→ Do this
Take down each entry exactly as written.

---

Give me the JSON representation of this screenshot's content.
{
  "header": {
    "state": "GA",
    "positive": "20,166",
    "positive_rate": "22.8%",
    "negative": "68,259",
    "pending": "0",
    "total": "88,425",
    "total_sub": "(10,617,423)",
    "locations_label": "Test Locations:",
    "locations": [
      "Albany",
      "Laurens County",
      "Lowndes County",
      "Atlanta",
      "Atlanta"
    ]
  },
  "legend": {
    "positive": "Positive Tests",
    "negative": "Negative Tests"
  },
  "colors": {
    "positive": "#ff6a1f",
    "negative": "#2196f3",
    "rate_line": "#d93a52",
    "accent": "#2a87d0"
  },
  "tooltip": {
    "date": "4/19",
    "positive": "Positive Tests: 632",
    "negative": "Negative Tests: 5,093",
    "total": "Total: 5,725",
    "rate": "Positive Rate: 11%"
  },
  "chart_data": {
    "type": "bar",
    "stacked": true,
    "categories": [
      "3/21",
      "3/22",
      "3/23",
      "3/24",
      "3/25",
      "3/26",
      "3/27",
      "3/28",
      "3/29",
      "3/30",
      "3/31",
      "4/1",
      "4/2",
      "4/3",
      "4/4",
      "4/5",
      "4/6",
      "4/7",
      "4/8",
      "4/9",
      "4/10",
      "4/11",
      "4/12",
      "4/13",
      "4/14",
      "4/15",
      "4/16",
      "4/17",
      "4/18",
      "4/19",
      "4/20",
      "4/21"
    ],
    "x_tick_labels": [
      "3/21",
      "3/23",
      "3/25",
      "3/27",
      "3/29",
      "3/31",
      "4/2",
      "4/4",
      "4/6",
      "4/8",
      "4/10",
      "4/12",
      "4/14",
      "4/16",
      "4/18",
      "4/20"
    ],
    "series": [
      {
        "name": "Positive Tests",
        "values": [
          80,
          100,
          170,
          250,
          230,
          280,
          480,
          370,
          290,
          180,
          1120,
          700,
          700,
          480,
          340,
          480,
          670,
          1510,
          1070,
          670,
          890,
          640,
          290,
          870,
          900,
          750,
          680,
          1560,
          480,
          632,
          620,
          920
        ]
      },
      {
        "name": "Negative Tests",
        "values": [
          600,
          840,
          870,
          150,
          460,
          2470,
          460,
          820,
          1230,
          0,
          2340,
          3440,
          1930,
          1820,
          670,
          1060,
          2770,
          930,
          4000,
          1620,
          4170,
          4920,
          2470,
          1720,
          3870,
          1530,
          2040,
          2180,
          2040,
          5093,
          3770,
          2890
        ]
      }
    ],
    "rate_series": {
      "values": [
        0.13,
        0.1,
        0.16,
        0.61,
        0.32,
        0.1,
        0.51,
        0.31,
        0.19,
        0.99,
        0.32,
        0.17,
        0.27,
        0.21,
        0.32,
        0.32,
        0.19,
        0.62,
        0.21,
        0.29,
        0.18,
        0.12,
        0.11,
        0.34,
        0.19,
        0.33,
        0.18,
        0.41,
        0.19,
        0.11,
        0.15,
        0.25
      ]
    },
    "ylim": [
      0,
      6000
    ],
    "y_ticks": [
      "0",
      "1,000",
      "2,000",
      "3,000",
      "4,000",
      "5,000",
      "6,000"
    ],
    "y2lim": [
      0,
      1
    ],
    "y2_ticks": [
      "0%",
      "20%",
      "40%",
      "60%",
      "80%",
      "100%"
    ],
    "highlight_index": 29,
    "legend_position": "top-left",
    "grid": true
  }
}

---

→ Answer in full
Give me the JSON representation of this screenshot's content.
{
  "header": {
    "state": "GA",
    "positive": "20,166",
    "positive_rate": "22.8%",
    "negative": "68,259",
    "pending": "0",
    "total": "88,425",
    "total_sub": "(10,617,423)",
    "locations_label": "Test Locations:",
    "locations": [
      "Albany",
      "Laurens County",
      "Lowndes County",
      "Atlanta",
      "Atlanta"
    ]
  },
  "legend": {
    "positive": "Positive Tests",
    "negative": "Negative Tests"
  },
  "colors": {
    "positive": "#ff6a1f",
    "negative": "#2196f3",
    "rate_line": "#d93a52",
    "accent": "#2a87d0"
  },
  "tooltip": {
    "date": "4/19",
    "positive": "Positive Tests: 632",
    "negative": "Negative Tests: 5,093",
    "total": "Total: 5,725",
    "rate": "Positive Rate: 11%"
  },
  "chart_data": {
    "type": "bar",
    "stacked": true,
    "categories": [
      "3/21",
      "3/22",
      "3/23",
      "3/24",
      "3/25",
      "3/26",
      "3/27",
      "3/28",
      "3/29",
      "3/30",
      "3/31",
      "4/1",
      "4/2",
      "4/3",
      "4/4",
      "4/5",
      "4/6",
      "4/7",
      "4/8",
      "4/9",
      "4/10",
      "4/11",
      "4/12",
      "4/13",
      "4/14",
      "4/15",
      "4/16",
      "4/17",
      "4/18",
      "4/19",
      "4/20",
      "4/21"
    ],
    "x_tick_labels": [
      "3/21",
      "3/23",
      "3/25",
      "3/27",
      "3/29",
      "3/31",
      "4/2",
      "4/4",
      "4/6",
      "4/8",
      "4/10",
      "4/12",
      "4/14",
      "4/16",
      "4/18",
      "4/20"
    ],
    "series": [
      {
        "name": "Positive Tests",
        "values": [
          80,
          100,
          170,
          250,
          230,
          280,
          480,
          370,
          290,
          180,
          1120,
          700,
          700,
          480,
          340,
          480,
          670,
          1510,
          1070,
          670,
          890,
          640,
          290,
          870,
          900,
          750,
          680,
          1560,
          480,
          632,
          620,
          920
        ]
      },
      {
        "name": "Negative Tests",
        "values": [
          600,
          840,
          870,
          150,
          460,
          2470,
          460,
          820,
          1230,
          0,
          2340,
          3440,
          1930,
          1820,
          670,
          1060,
          2770,
          930,
          4000,
          1620,
          4170,
          4920,
          2470,
          1720,
          3870,
          1530,
          2040,
          2180,
          2040,
          5093,
          3770,
          2890
        ]
      }
    ],
    "rate_series": {
      "values": [
        0.13,
        0.1,
        0.16,
        0.61,
        0.32,
        0.1,
        0.51,
        0.31,
        0.19,
        0.99,
        0.32,
        0.17,
        0.27,
        0.21,
        0.32,
        0.32,
        0.19,
        0.62,
        0.21,
        0.29,
        0.18,
        0.12,
        0.11,
        0.34,
        0.19,
        0.33,
        0.18,
        0.41,
        0.19,
        0.11,
        0.15,
        0.25
      ]
    },
    "ylim": [
      0,
      6000
    ],
    "y_ticks": [
      "0",
      "1,000",
      "2,000",
      "3,000",
      "4,000",
      "5,000",
      "6,000"
    ],
    "y2lim": [
      0,
      1
    ],
    "y2_ticks": [
      "0%",
      "20%",
      "40%",
      "60%",
      "80%",
      "100%"
    ],
    "highlight_index": 29,
    "legend_position": "top-left",
    "grid": true
  }
}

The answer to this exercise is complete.